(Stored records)

** begin **

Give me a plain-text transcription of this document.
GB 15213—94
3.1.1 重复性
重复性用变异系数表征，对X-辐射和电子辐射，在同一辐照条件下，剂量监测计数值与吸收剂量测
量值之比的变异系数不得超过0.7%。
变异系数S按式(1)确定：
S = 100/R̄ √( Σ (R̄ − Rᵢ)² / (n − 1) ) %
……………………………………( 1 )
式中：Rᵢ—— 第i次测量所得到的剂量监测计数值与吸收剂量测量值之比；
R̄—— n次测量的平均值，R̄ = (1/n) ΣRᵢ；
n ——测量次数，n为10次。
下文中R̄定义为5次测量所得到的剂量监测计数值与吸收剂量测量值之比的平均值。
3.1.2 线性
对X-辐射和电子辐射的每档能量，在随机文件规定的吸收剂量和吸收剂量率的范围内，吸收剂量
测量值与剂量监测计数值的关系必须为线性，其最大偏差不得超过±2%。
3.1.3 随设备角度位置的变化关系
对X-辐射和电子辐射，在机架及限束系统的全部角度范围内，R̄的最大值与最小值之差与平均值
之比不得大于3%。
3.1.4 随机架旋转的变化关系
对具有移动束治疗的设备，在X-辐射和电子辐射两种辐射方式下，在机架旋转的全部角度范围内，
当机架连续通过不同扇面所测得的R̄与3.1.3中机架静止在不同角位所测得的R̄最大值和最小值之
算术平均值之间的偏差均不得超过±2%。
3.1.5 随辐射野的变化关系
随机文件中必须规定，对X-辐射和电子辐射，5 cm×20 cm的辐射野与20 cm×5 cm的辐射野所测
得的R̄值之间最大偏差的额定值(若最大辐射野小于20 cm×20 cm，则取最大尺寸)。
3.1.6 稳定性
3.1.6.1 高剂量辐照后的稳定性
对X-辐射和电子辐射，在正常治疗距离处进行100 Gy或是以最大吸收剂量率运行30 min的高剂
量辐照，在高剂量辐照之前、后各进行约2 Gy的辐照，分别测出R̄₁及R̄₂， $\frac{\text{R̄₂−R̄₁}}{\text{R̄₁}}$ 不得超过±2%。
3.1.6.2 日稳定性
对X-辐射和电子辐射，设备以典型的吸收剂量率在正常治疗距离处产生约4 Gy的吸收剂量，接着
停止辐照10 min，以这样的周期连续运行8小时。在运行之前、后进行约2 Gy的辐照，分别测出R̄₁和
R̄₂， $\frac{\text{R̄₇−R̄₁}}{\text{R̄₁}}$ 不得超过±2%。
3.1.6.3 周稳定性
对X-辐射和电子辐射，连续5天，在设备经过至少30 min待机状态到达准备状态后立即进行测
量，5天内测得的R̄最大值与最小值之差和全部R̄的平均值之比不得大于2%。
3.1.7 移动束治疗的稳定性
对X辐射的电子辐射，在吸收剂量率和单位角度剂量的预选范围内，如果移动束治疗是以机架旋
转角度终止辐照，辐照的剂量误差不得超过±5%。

** end **

_INSTRUCTION_: Write the whole listing out again. Keep every line exactly as it is.

_WORKED ANSWER_:
Give me a plain-text transcription of this document.
GB 15213—94
3.1.1 重复性
重复性用变异系数表征，对X-辐射和电子辐射，在同一辐照条件下，剂量监测计数值与吸收剂量测
量值之比的变异系数不得超过0.7%。
变异系数S按式(1)确定：
S = 100/R̄ √( Σ (R̄ − Rᵢ)² / (n − 1) ) %
……………………………………( 1 )
式中：Rᵢ—— 第i次测量所得到的剂量监测计数值与吸收剂量测量值之比；
R̄—— n次测量的平均值，R̄ = (1/n) ΣRᵢ；
n ——测量次数，n为10次。
下文中R̄定义为5次测量所得到的剂量监测计数值与吸收剂量测量值之比的平均值。
3.1.2 线性
对X-辐射和电子辐射的每档能量，在随机文件规定的吸收剂量和吸收剂量率的范围内，吸收剂量
测量值与剂量监测计数值的关系必须为线性，其最大偏差不得超过±2%。
3.1.3 随设备角度位置的变化关系
对X-辐射和电子辐射，在机架及限束系统的全部角度范围内，R̄的最大值与最小值之差与平均值
之比不得大于3%。
3.1.4 随机架旋转的变化关系
对具有移动束治疗的设备，在X-辐射和电子辐射两种辐射方式下，在机架旋转的全部角度范围内，
当机架连续通过不同扇面所测得的R̄与3.1.3中机架静止在不同角位所测得的R̄最大值和最小值之
算术平均值之间的偏差均不得超过±2%。
3.1.5 随辐射野的变化关系
随机文件中必须规定，对X-辐射和电子辐射，5 cm×20 cm的辐射野与20 cm×5 cm的辐射野所测
得的R̄值之间最大偏差的额定值(若最大辐射野小于20 cm×20 cm，则取最大尺寸)。
3.1.6 稳定性
3.1.6.1 高剂量辐照后的稳定性
对X-辐射和电子辐射，在正常治疗距离处进行100 Gy或是以最大吸收剂量率运行30 min的高剂
量辐照，在高剂量辐照之前、后各进行约2 Gy的辐照，分别测出R̄₁及R̄₂， $\frac{\text{R̄₂−R̄₁}}{\text{R̄₁}}$ 不得超过±2%。
3.1.6.2 日稳定性
对X-辐射和电子辐射，设备以典型的吸收剂量率在正常治疗距离处产生约4 Gy的吸收剂量，接着
停止辐照10 min，以这样的周期连续运行8小时。在运行之前、后进行约2 Gy的辐照，分别测出R̄₁和
R̄₂， $\frac{\text{R̄₇−R̄₁}}{\text{R̄₁}}$ 不得超过±2%。
3.1.6.3 周稳定性
对X-辐射和电子辐射，连续5天，在设备经过至少30 min待机状态到达准备状态后立即进行测
量，5天内测得的R̄最大值与最小值之差和全部R̄的平均值之比不得大于2%。
3.1.7 移动束治疗的稳定性
对X辐射的电子辐射，在吸收剂量率和单位角度剂量的预选范围内，如果移动束治疗是以机架旋
转角度终止辐照，辐照的剂量误差不得超过±5%。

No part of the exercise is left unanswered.